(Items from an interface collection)
■ ■ ■ ■ ■
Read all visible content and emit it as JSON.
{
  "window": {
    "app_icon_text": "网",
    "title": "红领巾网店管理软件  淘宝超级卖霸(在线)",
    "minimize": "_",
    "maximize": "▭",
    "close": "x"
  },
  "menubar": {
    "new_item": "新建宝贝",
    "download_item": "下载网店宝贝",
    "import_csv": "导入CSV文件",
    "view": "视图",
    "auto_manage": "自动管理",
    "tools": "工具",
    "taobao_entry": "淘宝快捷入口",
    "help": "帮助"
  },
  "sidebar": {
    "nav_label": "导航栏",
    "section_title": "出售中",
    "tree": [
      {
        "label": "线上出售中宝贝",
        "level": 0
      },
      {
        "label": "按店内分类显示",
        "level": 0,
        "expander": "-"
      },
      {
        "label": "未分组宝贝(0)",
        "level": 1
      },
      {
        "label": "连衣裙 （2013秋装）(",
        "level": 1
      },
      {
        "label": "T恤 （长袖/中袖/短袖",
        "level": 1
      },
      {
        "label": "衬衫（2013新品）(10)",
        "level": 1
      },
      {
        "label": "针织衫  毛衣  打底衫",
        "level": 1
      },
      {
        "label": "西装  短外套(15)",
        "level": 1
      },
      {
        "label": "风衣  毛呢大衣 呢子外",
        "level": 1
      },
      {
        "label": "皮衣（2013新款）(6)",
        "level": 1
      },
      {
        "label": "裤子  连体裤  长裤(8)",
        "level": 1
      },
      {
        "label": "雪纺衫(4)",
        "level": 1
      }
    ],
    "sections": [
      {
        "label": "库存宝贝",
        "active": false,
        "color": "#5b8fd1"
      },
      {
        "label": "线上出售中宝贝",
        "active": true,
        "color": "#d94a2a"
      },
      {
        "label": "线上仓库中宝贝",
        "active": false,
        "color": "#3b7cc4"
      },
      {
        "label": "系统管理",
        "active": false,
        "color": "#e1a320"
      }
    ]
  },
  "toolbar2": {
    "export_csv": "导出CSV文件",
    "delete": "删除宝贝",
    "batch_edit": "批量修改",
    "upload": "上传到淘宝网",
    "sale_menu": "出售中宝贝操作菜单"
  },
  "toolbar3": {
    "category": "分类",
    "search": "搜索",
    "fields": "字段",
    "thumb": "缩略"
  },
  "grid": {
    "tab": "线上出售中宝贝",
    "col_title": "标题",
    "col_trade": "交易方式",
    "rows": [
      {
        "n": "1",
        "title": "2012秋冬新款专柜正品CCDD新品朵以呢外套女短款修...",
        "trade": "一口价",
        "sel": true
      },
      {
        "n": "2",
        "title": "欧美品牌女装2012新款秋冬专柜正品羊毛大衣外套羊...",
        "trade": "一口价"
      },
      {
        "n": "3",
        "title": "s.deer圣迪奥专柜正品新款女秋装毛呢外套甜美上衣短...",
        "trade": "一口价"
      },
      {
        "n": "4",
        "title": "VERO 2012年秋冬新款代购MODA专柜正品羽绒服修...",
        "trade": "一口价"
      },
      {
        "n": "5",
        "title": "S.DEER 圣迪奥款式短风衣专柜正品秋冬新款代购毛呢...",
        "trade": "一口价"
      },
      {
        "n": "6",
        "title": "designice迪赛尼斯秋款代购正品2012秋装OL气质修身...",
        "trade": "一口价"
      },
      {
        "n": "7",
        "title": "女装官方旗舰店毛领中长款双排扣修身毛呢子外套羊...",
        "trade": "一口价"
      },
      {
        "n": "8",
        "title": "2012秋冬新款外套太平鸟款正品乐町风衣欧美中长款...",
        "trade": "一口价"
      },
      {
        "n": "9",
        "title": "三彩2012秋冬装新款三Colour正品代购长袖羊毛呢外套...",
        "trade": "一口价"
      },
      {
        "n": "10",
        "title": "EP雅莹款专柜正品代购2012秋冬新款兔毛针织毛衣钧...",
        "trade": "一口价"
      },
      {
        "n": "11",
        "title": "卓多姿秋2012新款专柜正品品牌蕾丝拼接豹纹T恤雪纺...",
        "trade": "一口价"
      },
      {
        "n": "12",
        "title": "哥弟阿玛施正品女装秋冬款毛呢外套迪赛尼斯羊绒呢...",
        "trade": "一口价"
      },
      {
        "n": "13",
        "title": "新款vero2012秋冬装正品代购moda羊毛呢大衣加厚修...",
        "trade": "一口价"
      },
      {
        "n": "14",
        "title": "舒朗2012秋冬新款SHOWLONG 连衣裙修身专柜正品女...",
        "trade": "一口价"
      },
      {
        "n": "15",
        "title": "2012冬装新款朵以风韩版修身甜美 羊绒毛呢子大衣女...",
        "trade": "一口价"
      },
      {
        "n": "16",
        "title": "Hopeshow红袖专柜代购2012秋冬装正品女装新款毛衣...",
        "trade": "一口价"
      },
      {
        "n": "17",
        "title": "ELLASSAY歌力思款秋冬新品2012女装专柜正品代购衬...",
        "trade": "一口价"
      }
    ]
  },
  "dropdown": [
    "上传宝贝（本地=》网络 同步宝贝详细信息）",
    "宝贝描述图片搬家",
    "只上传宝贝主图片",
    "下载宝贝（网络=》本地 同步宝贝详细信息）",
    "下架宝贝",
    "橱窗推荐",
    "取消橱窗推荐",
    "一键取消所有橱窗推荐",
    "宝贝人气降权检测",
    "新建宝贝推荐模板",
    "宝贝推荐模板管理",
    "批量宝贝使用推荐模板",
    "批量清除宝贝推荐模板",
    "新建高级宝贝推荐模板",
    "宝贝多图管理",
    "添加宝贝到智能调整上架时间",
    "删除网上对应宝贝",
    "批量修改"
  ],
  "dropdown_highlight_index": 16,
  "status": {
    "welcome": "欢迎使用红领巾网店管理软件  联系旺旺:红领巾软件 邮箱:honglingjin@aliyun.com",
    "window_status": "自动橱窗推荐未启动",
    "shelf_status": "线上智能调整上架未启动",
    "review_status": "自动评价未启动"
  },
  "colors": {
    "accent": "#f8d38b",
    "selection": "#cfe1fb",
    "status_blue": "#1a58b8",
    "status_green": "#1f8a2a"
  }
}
■ ■ ■ ■ ■
> **TRY IT**
Output all of the data without altering a single line.

> **FINISHED TASK**
Read all visible content and emit it as JSON.
{
  "window": {
    "app_icon_text": "网",
    "title": "红领巾网店管理软件  淘宝超级卖霸(在线)",
    "minimize": "_",
    "maximize": "▭",
    "close": "x"
  },
  "menubar": {
    "new_item": "新建宝贝",
    "download_item": "下载网店宝贝",
    "import_csv": "导入CSV文件",
    "view": "视图",
    "auto_manage": "自动管理",
    "tools": "工具",
    "taobao_entry": "淘宝快捷入口",
    "help": "帮助"
  },
  "sidebar": {
    "nav_label": "导航栏",
    "section_title": "出售中",
    "tree": [
      {
        "label": "线上出售中宝贝",
        "level": 0
      },
      {
        "label": "按店内分类显示",
        "level": 0,
        "expander": "-"
      },
      {
        "label": "未分组宝贝(0)",
        "level": 1
      },
      {
        "label": "连衣裙 （2013秋装）(",
        "level": 1
      },
      {
        "label": "T恤 （长袖/中袖/短袖",
        "level": 1
      },
      {
        "label": "衬衫（2013新品）(10)",
        "level": 1
      },
      {
        "label": "针织衫  毛衣  打底衫",
        "level": 1
      },
      {
        "label": "西装  短外套(15)",
        "level": 1
      },
      {
        "label": "风衣  毛呢大衣 呢子外",
        "level": 1
      },
      {
        "label": "皮衣（2013新款）(6)",
        "level": 1
      },
      {
        "label": "裤子  连体裤  长裤(8)",
        "level": 1
      },
      {
        "label": "雪纺衫(4)",
        "level": 1
      }
    ],
    "sections": [
      {
        "label": "库存宝贝",
        "active": false,
        "color": "#5b8fd1"
      },
      {
        "label": "线上出售中宝贝",
        "active": true,
        "color": "#d94a2a"
      },
      {
        "label": "线上仓库中宝贝",
        "active": false,
        "color": "#3b7cc4"
      },
      {
        "label": "系统管理",
        "active": false,
        "color": "#e1a320"
      }
    ]
  },
  "toolbar2": {
    "export_csv": "导出CSV文件",
    "delete": "删除宝贝",
    "batch_edit": "批量修改",
    "upload": "上传到淘宝网",
    "sale_menu": "出售中宝贝操作菜单"
  },
  "toolbar3": {
    "category": "分类",
    "search": "搜索",
    "fields": "字段",
    "thumb": "缩略"
  },
  "grid": {
    "tab": "线上出售中宝贝",
    "col_title": "标题",
    "col_trade": "交易方式",
    "rows": [
      {
        "n": "1",
        "title": "2012秋冬新款专柜正品CCDD新品朵以呢外套女短款修...",
        "trade": "一口价",
        "sel": true
      },
      {
        "n": "2",
        "title": "欧美品牌女装2012新款秋冬专柜正品羊毛大衣外套羊...",
        "trade": "一口价"
      },
      {
        "n": "3",
        "title": "s.deer圣迪奥专柜正品新款女秋装毛呢外套甜美上衣短...",
        "trade": "一口价"
      },
      {
        "n": "4",
        "title": "VERO 2012年秋冬新款代购MODA专柜正品羽绒服修...",
        "trade": "一口价"
      },
      {
        "n": "5",
        "title": "S.DEER 圣迪奥款式短风衣专柜正品秋冬新款代购毛呢...",
        "trade": "一口价"
      },
      {
        "n": "6",
        "title": "designice迪赛尼斯秋款代购正品2012秋装OL气质修身...",
        "trade": "一口价"
      },
      {
        "n": "7",
        "title": "女装官方旗舰店毛领中长款双排扣修身毛呢子外套羊...",
        "trade": "一口价"
      },
      {
        "n": "8",
        "title": "2012秋冬新款外套太平鸟款正品乐町风衣欧美中长款...",
        "trade": "一口价"
      },
      {
        "n": "9",
        "title": "三彩2012秋冬装新款三Colour正品代购长袖羊毛呢外套...",
        "trade": "一口价"
      },
      {
        "n": "10",
        "title": "EP雅莹款专柜正品代购2012秋冬新款兔毛针织毛衣钧...",
        "trade": "一口价"
      },
      {
        "n": "11",
        "title": "卓多姿秋2012新款专柜正品品牌蕾丝拼接豹纹T恤雪纺...",
        "trade": "一口价"
      },
      {
        "n": "12",
        "title": "哥弟阿玛施正品女装秋冬款毛呢外套迪赛尼斯羊绒呢...",
        "trade": "一口价"
      },
      {
        "n": "13",
        "title": "新款vero2012秋冬装正品代购moda羊毛呢大衣加厚修...",
        "trade": "一口价"
      },
      {
        "n": "14",
        "title": "舒朗2012秋冬新款SHOWLONG 连衣裙修身专柜正品女...",
        "trade": "一口价"
      },
      {
        "n": "15",
        "title": "2012冬装新款朵以风韩版修身甜美 羊绒毛呢子大衣女...",
        "trade": "一口价"
      },
      {
        "n": "16",
        "title": "Hopeshow红袖专柜代购2012秋冬装正品女装新款毛衣...",
        "trade": "一口价"
      },
      {
        "n": "17",
        "title": "ELLASSAY歌力思款秋冬新品2012女装专柜正品代购衬...",
        "trade": "一口价"
      }
    ]
  },
  "dropdown": [
    "上传宝贝（本地=》网络 同步宝贝详细信息）",
    "宝贝描述图片搬家",
    "只上传宝贝主图片",
    "下载宝贝（网络=》本地 同步宝贝详细信息）",
    "下架宝贝",
    "橱窗推荐",
    "取消橱窗推荐",
    "一键取消所有橱窗推荐",
    "宝贝人气降权检测",
    "新建宝贝推荐模板",
    "宝贝推荐模板管理",
    "批量宝贝使用推荐模板",
    "批量清除宝贝推荐模板",
    "新建高级宝贝推荐模板",
    "宝贝多图管理",
    "添加宝贝到智能调整上架时间",
    "删除网上对应宝贝",
    "批量修改"
  ],
  "dropdown_highlight_index": 16,
  "status": {
    "welcome": "欢迎使用红领巾网店管理软件  联系旺旺:红领巾软件 邮箱:honglingjin@aliyun.com",
    "window_status": "自动橱窗推荐未启动",
    "shelf_status": "线上智能调整上架未启动",
    "review_status": "自动评价未启动"
  },
  "colors": {
    "accent": "#f8d38b",
    "selection": "#cfe1fb",
    "status_blue": "#1a58b8",
    "status_green": "#1f8a2a"
  }
}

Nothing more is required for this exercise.